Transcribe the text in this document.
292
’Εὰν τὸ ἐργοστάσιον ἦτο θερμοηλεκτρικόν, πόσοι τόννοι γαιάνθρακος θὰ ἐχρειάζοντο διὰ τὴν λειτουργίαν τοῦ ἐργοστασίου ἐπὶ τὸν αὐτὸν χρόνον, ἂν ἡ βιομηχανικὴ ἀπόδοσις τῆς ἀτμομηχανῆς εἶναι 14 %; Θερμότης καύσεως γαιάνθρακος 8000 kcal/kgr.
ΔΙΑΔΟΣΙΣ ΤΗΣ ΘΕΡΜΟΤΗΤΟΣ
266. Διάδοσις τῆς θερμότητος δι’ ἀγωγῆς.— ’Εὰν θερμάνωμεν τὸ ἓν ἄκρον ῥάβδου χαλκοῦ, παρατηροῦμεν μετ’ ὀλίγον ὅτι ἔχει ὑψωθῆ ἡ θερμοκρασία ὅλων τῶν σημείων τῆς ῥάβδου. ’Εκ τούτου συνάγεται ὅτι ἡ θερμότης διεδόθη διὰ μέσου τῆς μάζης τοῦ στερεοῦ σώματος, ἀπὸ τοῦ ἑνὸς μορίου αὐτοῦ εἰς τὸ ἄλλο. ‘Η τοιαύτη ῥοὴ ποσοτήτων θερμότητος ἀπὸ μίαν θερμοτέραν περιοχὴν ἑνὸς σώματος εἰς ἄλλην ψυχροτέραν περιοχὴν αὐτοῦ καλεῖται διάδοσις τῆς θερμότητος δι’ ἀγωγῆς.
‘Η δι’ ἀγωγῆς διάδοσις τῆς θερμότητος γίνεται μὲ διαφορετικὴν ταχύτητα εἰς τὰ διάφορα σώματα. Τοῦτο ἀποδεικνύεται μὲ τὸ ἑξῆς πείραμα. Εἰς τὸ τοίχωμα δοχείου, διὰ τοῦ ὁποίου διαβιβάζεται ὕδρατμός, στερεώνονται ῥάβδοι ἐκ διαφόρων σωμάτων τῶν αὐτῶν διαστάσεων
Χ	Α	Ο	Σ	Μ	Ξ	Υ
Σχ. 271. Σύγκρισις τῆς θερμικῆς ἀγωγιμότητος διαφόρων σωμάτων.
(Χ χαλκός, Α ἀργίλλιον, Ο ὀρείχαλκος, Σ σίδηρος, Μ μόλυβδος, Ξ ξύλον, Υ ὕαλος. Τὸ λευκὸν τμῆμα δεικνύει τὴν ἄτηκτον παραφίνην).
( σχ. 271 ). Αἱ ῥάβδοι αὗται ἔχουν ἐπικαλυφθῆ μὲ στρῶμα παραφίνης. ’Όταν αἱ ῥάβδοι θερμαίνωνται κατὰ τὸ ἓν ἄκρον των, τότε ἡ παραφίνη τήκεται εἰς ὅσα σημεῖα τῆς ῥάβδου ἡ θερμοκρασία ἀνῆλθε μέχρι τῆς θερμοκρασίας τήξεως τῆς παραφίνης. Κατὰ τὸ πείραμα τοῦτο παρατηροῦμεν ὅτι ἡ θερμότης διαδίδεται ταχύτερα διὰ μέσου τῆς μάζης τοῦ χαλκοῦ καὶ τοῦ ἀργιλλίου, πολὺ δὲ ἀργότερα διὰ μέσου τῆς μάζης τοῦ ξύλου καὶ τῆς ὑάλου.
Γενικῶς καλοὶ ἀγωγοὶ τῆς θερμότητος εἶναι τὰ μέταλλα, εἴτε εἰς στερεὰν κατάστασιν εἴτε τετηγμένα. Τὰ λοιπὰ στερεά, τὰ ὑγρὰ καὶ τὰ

·····

Written problem: Each line must be given again exactly as written above.

Exercise response:
Transcribe the text in this document.
292
’Εὰν τὸ ἐργοστάσιον ἦτο θερμοηλεκτρικόν, πόσοι τόννοι γαιάνθρακος θὰ ἐχρειάζοντο διὰ τὴν λειτουργίαν τοῦ ἐργοστασίου ἐπὶ τὸν αὐτὸν χρόνον, ἂν ἡ βιομηχανικὴ ἀπόδοσις τῆς ἀτμομηχανῆς εἶναι 14 %; Θερμότης καύσεως γαιάνθρακος 8000 kcal/kgr.
ΔΙΑΔΟΣΙΣ ΤΗΣ ΘΕΡΜΟΤΗΤΟΣ
266. Διάδοσις τῆς θερμότητος δι’ ἀγωγῆς.— ’Εὰν θερμάνωμεν τὸ ἓν ἄκρον ῥάβδου χαλκοῦ, παρατηροῦμεν μετ’ ὀλίγον ὅτι ἔχει ὑψωθῆ ἡ θερμοκρασία ὅλων τῶν σημείων τῆς ῥάβδου. ’Εκ τούτου συνάγεται ὅτι ἡ θερμότης διεδόθη διὰ μέσου τῆς μάζης τοῦ στερεοῦ σώματος, ἀπὸ τοῦ ἑνὸς μορίου αὐτοῦ εἰς τὸ ἄλλο. ‘Η τοιαύτη ῥοὴ ποσοτήτων θερμότητος ἀπὸ μίαν θερμοτέραν περιοχὴν ἑνὸς σώματος εἰς ἄλλην ψυχροτέραν περιοχὴν αὐτοῦ καλεῖται διάδοσις τῆς θερμότητος δι’ ἀγωγῆς.
‘Η δι’ ἀγωγῆς διάδοσις τῆς θερμότητος γίνεται μὲ διαφορετικὴν ταχύτητα εἰς τὰ διάφορα σώματα. Τοῦτο ἀποδεικνύεται μὲ τὸ ἑξῆς πείραμα. Εἰς τὸ τοίχωμα δοχείου, διὰ τοῦ ὁποίου διαβιβάζεται ὕδρατμός, στερεώνονται ῥάβδοι ἐκ διαφόρων σωμάτων τῶν αὐτῶν διαστάσεων
Χ	Α	Ο	Σ	Μ	Ξ	Υ
Σχ. 271. Σύγκρισις τῆς θερμικῆς ἀγωγιμότητος διαφόρων σωμάτων.
(Χ χαλκός, Α ἀργίλλιον, Ο ὀρείχαλκος, Σ σίδηρος, Μ μόλυβδος, Ξ ξύλον, Υ ὕαλος. Τὸ λευκὸν τμῆμα δεικνύει τὴν ἄτηκτον παραφίνην).
( σχ. 271 ). Αἱ ῥάβδοι αὗται ἔχουν ἐπικαλυφθῆ μὲ στρῶμα παραφίνης. ’Όταν αἱ ῥάβδοι θερμαίνωνται κατὰ τὸ ἓν ἄκρον των, τότε ἡ παραφίνη τήκεται εἰς ὅσα σημεῖα τῆς ῥάβδου ἡ θερμοκρασία ἀνῆλθε μέχρι τῆς θερμοκρασίας τήξεως τῆς παραφίνης. Κατὰ τὸ πείραμα τοῦτο παρατηροῦμεν ὅτι ἡ θερμότης διαδίδεται ταχύτερα διὰ μέσου τῆς μάζης τοῦ χαλκοῦ καὶ τοῦ ἀργιλλίου, πολὺ δὲ ἀργότερα διὰ μέσου τῆς μάζης τοῦ ξύλου καὶ τῆς ὑάλου.
Γενικῶς καλοὶ ἀγωγοὶ τῆς θερμότητος εἶναι τὰ μέταλλα, εἴτε εἰς στερεὰν κατάστασιν εἴτε τετηγμένα. Τὰ λοιπὰ στερεά, τὰ ὑγρὰ καὶ τὰ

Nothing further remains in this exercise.